(GIVEN INSTRUCTION): Word for word, restate every line of the material.

(DATA FOR PROCESSING):

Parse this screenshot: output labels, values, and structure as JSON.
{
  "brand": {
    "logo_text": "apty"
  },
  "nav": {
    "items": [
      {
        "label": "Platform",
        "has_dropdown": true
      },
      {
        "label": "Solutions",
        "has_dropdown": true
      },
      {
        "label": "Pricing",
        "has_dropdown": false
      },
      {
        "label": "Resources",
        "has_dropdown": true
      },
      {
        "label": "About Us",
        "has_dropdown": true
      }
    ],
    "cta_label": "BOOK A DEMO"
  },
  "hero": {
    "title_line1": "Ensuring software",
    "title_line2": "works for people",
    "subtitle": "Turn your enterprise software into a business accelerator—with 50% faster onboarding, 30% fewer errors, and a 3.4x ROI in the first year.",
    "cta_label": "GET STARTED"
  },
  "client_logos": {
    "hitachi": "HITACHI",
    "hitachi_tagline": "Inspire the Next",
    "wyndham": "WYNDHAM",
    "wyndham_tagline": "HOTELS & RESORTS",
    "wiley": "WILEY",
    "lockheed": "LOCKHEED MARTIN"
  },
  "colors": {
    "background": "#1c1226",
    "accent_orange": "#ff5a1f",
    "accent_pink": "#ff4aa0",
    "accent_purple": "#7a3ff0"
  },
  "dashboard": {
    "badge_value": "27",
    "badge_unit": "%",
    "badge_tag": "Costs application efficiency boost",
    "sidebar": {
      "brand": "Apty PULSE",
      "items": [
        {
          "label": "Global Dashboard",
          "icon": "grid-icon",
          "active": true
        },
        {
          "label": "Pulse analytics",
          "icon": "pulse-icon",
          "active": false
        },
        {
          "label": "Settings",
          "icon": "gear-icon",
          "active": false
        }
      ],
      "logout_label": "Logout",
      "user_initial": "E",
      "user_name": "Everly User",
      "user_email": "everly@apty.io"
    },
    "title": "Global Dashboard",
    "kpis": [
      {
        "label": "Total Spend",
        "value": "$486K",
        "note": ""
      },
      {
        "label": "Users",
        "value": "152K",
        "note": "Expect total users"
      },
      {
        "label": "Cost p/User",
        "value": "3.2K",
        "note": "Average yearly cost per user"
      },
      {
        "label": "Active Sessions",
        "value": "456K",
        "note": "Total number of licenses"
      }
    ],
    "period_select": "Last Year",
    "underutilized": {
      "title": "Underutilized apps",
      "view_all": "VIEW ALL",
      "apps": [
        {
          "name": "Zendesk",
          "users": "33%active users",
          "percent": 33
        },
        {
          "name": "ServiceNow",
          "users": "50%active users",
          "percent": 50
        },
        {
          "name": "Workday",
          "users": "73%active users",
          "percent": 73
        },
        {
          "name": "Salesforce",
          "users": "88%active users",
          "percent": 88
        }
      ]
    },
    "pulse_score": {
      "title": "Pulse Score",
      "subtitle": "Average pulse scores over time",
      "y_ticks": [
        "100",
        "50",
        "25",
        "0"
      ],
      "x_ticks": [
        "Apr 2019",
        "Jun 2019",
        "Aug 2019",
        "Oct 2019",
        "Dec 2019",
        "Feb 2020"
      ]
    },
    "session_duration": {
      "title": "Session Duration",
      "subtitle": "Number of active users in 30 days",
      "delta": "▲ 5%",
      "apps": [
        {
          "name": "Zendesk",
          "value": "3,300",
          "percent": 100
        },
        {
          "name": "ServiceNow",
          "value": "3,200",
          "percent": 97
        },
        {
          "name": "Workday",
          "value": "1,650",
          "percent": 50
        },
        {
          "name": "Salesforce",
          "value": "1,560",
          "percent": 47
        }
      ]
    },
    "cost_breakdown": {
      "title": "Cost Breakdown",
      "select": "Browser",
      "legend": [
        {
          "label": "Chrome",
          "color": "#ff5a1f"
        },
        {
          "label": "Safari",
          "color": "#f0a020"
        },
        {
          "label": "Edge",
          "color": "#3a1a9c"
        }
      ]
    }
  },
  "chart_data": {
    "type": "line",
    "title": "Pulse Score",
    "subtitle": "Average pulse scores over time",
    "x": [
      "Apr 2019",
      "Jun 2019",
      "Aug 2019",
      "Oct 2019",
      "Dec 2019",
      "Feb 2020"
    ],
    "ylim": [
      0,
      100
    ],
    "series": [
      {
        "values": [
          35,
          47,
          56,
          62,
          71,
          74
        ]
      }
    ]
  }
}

(ANSWER TO THE TASK):
Parse this screenshot: output labels, values, and structure as JSON.
{
  "brand": {
    "logo_text": "apty"
  },
  "nav": {
    "items": [
      {
        "label": "Platform",
        "has_dropdown": true
      },
      {
        "label": "Solutions",
        "has_dropdown": true
      },
      {
        "label": "Pricing",
        "has_dropdown": false
      },
      {
        "label": "Resources",
        "has_dropdown": true
      },
      {
        "label": "About Us",
        "has_dropdown": true
      }
    ],
    "cta_label": "BOOK A DEMO"
  },
  "hero": {
    "title_line1": "Ensuring software",
    "title_line2": "works for people",
    "subtitle": "Turn your enterprise software into a business accelerator—with 50% faster onboarding, 30% fewer errors, and a 3.4x ROI in the first year.",
    "cta_label": "GET STARTED"
  },
  "client_logos": {
    "hitachi": "HITACHI",
    "hitachi_tagline": "Inspire the Next",
    "wyndham": "WYNDHAM",
    "wyndham_tagline": "HOTELS & RESORTS",
    "wiley": "WILEY",
    "lockheed": "LOCKHEED MARTIN"
  },
  "colors": {
    "background": "#1c1226",
    "accent_orange": "#ff5a1f",
    "accent_pink": "#ff4aa0",
    "accent_purple": "#7a3ff0"
  },
  "dashboard": {
    "badge_value": "27",
    "badge_unit": "%",
    "badge_tag": "Costs application efficiency boost",
    "sidebar": {
      "brand": "Apty PULSE",
      "items": [
        {
          "label": "Global Dashboard",
          "icon": "grid-icon",
          "active": true
        },
        {
          "label": "Pulse analytics",
          "icon": "pulse-icon",
          "active": false
        },
        {
          "label": "Settings",
          "icon": "gear-icon",
          "active": false
        }
      ],
      "logout_label": "Logout",
      "user_initial": "E",
      "user_name": "Everly User",
      "user_email": "everly@apty.io"
    },
    "title": "Global Dashboard",
    "kpis": [
      {
        "label": "Total Spend",
        "value": "$486K",
        "note": ""
      },
      {
        "label": "Users",
        "value": "152K",
        "note": "Expect total users"
      },
      {
        "label": "Cost p/User",
        "value": "3.2K",
        "note": "Average yearly cost per user"
      },
      {
        "label": "Active Sessions",
        "value": "456K",
        "note": "Total number of licenses"
      }
    ],
    "period_select": "Last Year",
    "underutilized": {
      "title": "Underutilized apps",
      "view_all": "VIEW ALL",
      "apps": [
        {
          "name": "Zendesk",
          "users": "33%active users",
          "percent": 33
        },
        {
          "name": "ServiceNow",
          "users": "50%active users",
          "percent": 50
        },
        {
          "name": "Workday",
          "users": "73%active users",
          "percent": 73
        },
        {
          "name": "Salesforce",
          "users": "88%active users",
          "percent": 88
        }
      ]
    },
    "pulse_score": {
      "title": "Pulse Score",
      "subtitle": "Average pulse scores over time",
      "y_ticks": [
        "100",
        "50",
        "25",
        "0"
      ],
      "x_ticks": [
        "Apr 2019",
        "Jun 2019",
        "Aug 2019",
        "Oct 2019",
        "Dec 2019",
        "Feb 2020"
      ]
    },
    "session_duration": {
      "title": "Session Duration",
      "subtitle": "Number of active users in 30 days",
      "delta": "▲ 5%",
      "apps": [
        {
          "name": "Zendesk",
          "value": "3,300",
          "percent": 100
        },
        {
          "name": "ServiceNow",
          "value": "3,200",
          "percent": 97
        },
        {
          "name": "Workday",
          "value": "1,650",
          "percent": 50
        },
        {
          "name": "Salesforce",
          "value": "1,560",
          "percent": 47
        }
      ]
    },
    "cost_breakdown": {
      "title": "Cost Breakdown",
      "select": "Browser",
      "legend": [
        {
          "label": "Chrome",
          "color": "#ff5a1f"
        },
        {
          "label": "Safari",
          "color": "#f0a020"
        },
        {
          "label": "Edge",
          "color": "#3a1a9c"
        }
      ]
    }
  },
  "chart_data": {
    "type": "line",
    "title": "Pulse Score",
    "subtitle": "Average pulse scores over time",
    "x": [
      "Apr 2019",
      "Jun 2019",
      "Aug 2019",
      "Oct 2019",
      "Dec 2019",
      "Feb 2020"
    ],
    "ylim": [
      0,
      100
    ],
    "series": [
      {
        "values": [
          35,
          47,
          56,
          62,
          71,
          74
        ]
      }
    ]
  }
}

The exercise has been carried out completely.